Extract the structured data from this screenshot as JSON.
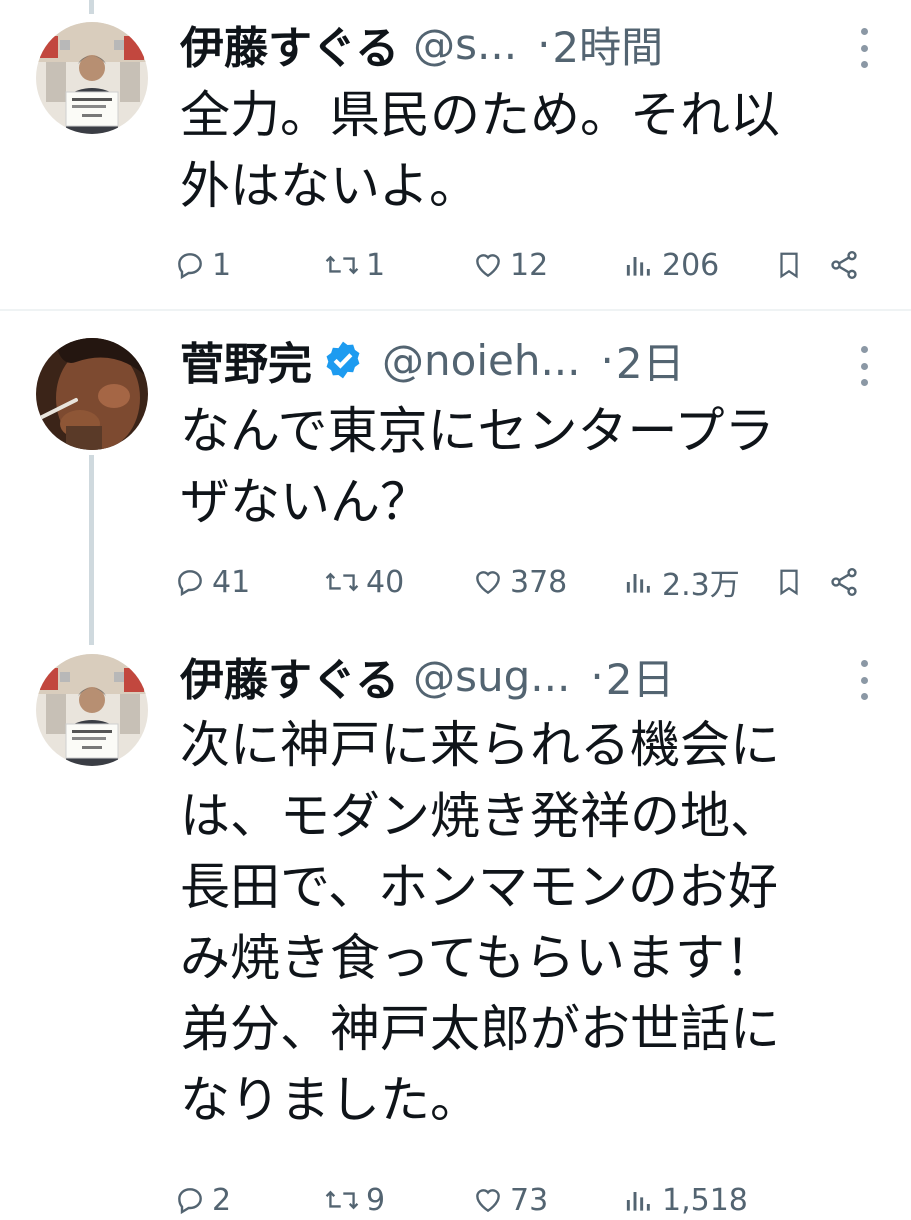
{
  "tweets": [
    {
      "name": "伊藤すぐる",
      "handle": "@s...",
      "time": "2時間",
      "text": "全力。県民のため。それ以外はないよ。",
      "text_lines": [
        "全力。県民のため。それ以",
        "外はないよ。"
      ],
      "replies": "1",
      "retweets": "1",
      "likes": "12",
      "views": "206"
    },
    {
      "name": "菅野完",
      "verified": true,
      "handle": "@noieh...",
      "time": "2日",
      "text_lines": [
        "なんで東京にセンタープラ",
        "ザないん？"
      ],
      "replies": "41",
      "retweets": "40",
      "likes": "378",
      "views": "2.3万"
    },
    {
      "name": "伊藤すぐる",
      "handle": "@sug...",
      "time": "2日",
      "text_lines": [
        "次に神戸に来られる機会に",
        "は、モダン焼き発祥の地、",
        "長田で、ホンマモンのお好",
        "み焼き食ってもらいます！",
        "弟分、神戸太郎がお世話に",
        "なりました。"
      ],
      "replies": "2",
      "retweets": "9",
      "likes": "73",
      "views": "1,518"
    }
  ],
  "colors": {
    "text": "#0f1419",
    "muted": "#536471",
    "verified": "#1d9bf0",
    "thread_line": "#cfd9de"
  },
  "icons": [
    "reply-icon",
    "retweet-icon",
    "like-icon",
    "views-icon",
    "bookmark-icon",
    "share-icon",
    "more-icon",
    "verified-badge-icon"
  ]
}
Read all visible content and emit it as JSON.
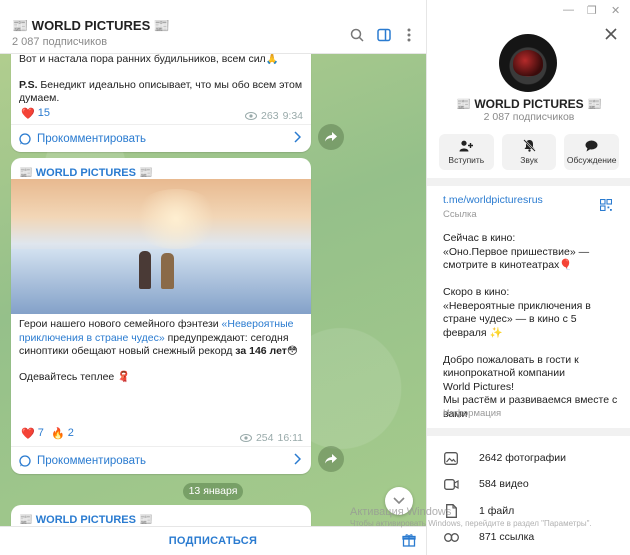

══════════

- TASK DETAILS
State how many lines of the data include the word "verified", with nothing else.

- RESULT OF THIS TASK
3